● **INSTRUCTIONS TO FOLLOW**: Down to the last line, output the records below exactly.

[Page content records]
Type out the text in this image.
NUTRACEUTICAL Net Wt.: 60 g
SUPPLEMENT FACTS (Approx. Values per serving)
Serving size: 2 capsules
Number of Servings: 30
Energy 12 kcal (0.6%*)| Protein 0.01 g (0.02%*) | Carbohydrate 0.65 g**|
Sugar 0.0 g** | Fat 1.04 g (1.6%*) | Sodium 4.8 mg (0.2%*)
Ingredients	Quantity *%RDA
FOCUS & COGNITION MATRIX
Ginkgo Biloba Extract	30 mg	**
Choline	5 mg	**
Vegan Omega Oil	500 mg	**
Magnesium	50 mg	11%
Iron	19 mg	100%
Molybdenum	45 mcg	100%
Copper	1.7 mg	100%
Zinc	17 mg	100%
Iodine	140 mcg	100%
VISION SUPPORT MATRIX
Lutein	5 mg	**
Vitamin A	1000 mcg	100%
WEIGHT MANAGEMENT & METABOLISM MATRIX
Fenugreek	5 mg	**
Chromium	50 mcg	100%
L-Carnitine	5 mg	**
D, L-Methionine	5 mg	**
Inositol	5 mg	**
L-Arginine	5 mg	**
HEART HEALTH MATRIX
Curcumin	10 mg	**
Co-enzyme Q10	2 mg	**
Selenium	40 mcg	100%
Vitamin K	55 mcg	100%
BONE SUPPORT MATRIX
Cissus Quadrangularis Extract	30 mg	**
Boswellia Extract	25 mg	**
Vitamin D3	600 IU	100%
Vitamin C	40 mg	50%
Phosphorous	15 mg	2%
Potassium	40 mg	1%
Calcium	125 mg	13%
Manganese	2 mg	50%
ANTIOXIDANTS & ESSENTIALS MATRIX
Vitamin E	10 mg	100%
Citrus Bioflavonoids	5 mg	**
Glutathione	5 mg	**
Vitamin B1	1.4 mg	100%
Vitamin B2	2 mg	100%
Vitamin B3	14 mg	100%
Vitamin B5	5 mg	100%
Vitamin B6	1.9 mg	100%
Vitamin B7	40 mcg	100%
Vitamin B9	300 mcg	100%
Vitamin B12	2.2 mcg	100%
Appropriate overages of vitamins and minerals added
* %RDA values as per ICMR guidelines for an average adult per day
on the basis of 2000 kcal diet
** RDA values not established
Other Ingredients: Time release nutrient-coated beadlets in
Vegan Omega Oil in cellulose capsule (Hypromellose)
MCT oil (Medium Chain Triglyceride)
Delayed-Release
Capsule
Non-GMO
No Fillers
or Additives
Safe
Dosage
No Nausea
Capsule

● **ANSWER BOX**:
Type out the text in this image.
NUTRACEUTICAL Net Wt.: 60 g
SUPPLEMENT FACTS (Approx. Values per serving)
Serving size: 2 capsules
Number of Servings: 30
Energy 12 kcal (0.6%*)| Protein 0.01 g (0.02%*) | Carbohydrate 0.65 g**|
Sugar 0.0 g** | Fat 1.04 g (1.6%*) | Sodium 4.8 mg (0.2%*)
Ingredients	Quantity *%RDA
FOCUS & COGNITION MATRIX
Ginkgo Biloba Extract	30 mg	**
Choline	5 mg	**
Vegan Omega Oil	500 mg	**
Magnesium	50 mg	11%
Iron	19 mg	100%
Molybdenum	45 mcg	100%
Copper	1.7 mg	100%
Zinc	17 mg	100%
Iodine	140 mcg	100%
VISION SUPPORT MATRIX
Lutein	5 mg	**
Vitamin A	1000 mcg	100%
WEIGHT MANAGEMENT & METABOLISM MATRIX
Fenugreek	5 mg	**
Chromium	50 mcg	100%
L-Carnitine	5 mg	**
D, L-Methionine	5 mg	**
Inositol	5 mg	**
L-Arginine	5 mg	**
HEART HEALTH MATRIX
Curcumin	10 mg	**
Co-enzyme Q10	2 mg	**
Selenium	40 mcg	100%
Vitamin K	55 mcg	100%
BONE SUPPORT MATRIX
Cissus Quadrangularis Extract	30 mg	**
Boswellia Extract	25 mg	**
Vitamin D3	600 IU	100%
Vitamin C	40 mg	50%
Phosphorous	15 mg	2%
Potassium	40 mg	1%
Calcium	125 mg	13%
Manganese	2 mg	50%
ANTIOXIDANTS & ESSENTIALS MATRIX
Vitamin E	10 mg	100%
Citrus Bioflavonoids	5 mg	**
Glutathione	5 mg	**
Vitamin B1	1.4 mg	100%
Vitamin B2	2 mg	100%
Vitamin B3	14 mg	100%
Vitamin B5	5 mg	100%
Vitamin B6	1.9 mg	100%
Vitamin B7	40 mcg	100%
Vitamin B9	300 mcg	100%
Vitamin B12	2.2 mcg	100%
Appropriate overages of vitamins and minerals added
* %RDA values as per ICMR guidelines for an average adult per day
on the basis of 2000 kcal diet
** RDA values not established
Other Ingredients: Time release nutrient-coated beadlets in
Vegan Omega Oil in cellulose capsule (Hypromellose)
MCT oil (Medium Chain Triglyceride)
Delayed-Release
Capsule
Non-GMO
No Fillers
or Additives
Safe
Dosage
No Nausea
Capsule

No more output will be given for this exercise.